**YOUR TASK:** Sort through the data and copy the lines holding the word "label".

(Lines of data)
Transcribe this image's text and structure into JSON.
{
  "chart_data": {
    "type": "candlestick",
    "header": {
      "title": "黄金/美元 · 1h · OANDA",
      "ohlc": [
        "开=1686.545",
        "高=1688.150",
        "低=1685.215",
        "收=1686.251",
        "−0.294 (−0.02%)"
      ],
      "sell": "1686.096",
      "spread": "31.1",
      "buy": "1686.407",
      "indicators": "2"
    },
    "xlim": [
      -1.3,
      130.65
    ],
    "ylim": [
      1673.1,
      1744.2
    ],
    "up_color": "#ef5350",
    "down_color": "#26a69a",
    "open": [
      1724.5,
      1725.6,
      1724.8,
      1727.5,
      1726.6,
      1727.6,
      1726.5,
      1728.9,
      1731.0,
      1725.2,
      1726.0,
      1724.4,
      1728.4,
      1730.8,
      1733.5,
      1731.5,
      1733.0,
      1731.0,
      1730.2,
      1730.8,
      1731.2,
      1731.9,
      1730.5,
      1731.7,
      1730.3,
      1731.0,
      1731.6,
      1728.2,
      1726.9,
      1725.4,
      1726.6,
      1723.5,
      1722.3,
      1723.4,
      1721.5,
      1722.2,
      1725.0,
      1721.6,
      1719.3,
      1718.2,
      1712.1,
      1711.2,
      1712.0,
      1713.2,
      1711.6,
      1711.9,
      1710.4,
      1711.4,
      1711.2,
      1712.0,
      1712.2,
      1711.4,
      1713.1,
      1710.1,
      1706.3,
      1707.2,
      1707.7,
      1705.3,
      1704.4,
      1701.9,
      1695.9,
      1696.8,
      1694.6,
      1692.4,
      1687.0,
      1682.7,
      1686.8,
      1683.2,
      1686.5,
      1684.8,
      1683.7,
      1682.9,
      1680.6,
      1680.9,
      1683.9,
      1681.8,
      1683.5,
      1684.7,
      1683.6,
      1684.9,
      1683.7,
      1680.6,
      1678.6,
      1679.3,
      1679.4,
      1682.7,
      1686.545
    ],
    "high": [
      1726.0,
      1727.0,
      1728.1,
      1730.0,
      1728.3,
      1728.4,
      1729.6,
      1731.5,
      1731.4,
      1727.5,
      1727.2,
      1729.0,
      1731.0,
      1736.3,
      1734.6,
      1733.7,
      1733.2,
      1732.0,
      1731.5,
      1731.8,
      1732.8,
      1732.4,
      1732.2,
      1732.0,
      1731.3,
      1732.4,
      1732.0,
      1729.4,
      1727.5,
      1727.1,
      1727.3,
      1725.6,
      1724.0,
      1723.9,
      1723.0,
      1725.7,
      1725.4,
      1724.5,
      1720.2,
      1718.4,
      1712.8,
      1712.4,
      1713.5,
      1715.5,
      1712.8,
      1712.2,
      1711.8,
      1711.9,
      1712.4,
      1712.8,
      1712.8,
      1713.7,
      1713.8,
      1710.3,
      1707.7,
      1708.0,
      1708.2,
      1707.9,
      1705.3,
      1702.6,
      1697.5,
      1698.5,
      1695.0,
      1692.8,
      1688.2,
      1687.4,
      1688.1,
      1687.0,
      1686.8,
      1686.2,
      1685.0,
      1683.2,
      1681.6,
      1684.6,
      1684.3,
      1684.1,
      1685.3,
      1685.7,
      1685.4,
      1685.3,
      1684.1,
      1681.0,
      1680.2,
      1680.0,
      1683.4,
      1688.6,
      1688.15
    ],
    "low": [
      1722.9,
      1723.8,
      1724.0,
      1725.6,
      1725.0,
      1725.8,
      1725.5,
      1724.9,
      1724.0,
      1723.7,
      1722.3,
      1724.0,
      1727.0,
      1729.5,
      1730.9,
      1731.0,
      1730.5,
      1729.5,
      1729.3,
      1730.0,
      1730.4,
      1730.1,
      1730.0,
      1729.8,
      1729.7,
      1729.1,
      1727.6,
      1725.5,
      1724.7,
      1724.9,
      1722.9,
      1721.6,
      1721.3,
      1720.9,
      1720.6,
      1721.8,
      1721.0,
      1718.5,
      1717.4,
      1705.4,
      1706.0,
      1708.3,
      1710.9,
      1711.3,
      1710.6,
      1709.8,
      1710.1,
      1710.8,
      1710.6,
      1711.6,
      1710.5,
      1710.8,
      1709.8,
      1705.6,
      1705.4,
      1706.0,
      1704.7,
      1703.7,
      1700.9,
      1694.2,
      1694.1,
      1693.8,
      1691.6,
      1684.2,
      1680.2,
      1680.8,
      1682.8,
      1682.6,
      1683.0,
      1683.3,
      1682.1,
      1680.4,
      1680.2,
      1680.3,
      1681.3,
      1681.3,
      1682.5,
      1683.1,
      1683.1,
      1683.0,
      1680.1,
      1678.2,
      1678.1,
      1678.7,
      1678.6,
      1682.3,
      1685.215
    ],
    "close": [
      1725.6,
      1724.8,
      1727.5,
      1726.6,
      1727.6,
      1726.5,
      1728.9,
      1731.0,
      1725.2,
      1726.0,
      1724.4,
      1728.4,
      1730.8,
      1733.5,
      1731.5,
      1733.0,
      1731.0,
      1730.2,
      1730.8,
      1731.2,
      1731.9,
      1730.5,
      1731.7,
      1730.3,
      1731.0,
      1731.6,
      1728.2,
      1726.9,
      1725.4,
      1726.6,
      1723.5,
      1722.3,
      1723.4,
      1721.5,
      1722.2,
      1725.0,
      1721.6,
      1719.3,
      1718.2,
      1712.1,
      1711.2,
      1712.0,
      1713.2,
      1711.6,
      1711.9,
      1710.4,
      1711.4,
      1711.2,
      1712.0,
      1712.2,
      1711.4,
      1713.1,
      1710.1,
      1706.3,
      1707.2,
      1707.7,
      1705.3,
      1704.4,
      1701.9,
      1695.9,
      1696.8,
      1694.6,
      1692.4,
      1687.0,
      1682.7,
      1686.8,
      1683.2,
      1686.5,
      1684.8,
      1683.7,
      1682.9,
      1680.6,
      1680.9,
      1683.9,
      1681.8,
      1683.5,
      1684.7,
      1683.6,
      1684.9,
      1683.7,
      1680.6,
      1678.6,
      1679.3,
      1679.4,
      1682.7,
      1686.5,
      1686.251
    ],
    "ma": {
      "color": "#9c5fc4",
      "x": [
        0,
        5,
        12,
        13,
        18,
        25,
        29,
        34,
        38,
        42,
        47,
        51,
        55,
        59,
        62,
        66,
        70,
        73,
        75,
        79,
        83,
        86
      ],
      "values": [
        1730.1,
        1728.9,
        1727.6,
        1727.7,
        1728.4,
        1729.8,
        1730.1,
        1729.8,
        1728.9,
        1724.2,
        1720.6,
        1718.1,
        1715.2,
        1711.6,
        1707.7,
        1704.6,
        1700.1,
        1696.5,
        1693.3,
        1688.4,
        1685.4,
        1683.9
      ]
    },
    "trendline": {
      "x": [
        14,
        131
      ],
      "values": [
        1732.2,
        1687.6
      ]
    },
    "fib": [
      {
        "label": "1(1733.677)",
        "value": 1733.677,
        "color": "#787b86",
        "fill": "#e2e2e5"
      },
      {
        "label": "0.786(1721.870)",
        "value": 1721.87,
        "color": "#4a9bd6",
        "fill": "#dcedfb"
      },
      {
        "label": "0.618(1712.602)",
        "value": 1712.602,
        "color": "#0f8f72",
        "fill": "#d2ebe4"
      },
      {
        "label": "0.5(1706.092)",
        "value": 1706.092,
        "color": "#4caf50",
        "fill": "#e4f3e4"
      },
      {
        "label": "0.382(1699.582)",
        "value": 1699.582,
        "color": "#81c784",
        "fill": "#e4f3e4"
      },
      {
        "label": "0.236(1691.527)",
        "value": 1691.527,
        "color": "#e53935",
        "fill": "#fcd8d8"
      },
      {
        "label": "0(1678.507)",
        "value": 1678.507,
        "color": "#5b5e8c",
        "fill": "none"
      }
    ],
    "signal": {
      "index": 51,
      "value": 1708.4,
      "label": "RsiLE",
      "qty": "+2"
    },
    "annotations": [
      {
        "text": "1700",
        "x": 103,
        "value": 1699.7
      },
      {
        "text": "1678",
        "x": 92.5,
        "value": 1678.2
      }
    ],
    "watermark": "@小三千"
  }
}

**RESULT FOR THIS EXERCISE:**
        "label": "1(1733.677)",
        "label": "0.786(1721.870)",
        "label": "0.618(1712.602)",
        "label": "0.5(1706.092)",
        "label": "0.382(1699.582)",
        "label": "0.236(1691.527)",
        "label": "0(1678.507)",
      "label": "RsiLE",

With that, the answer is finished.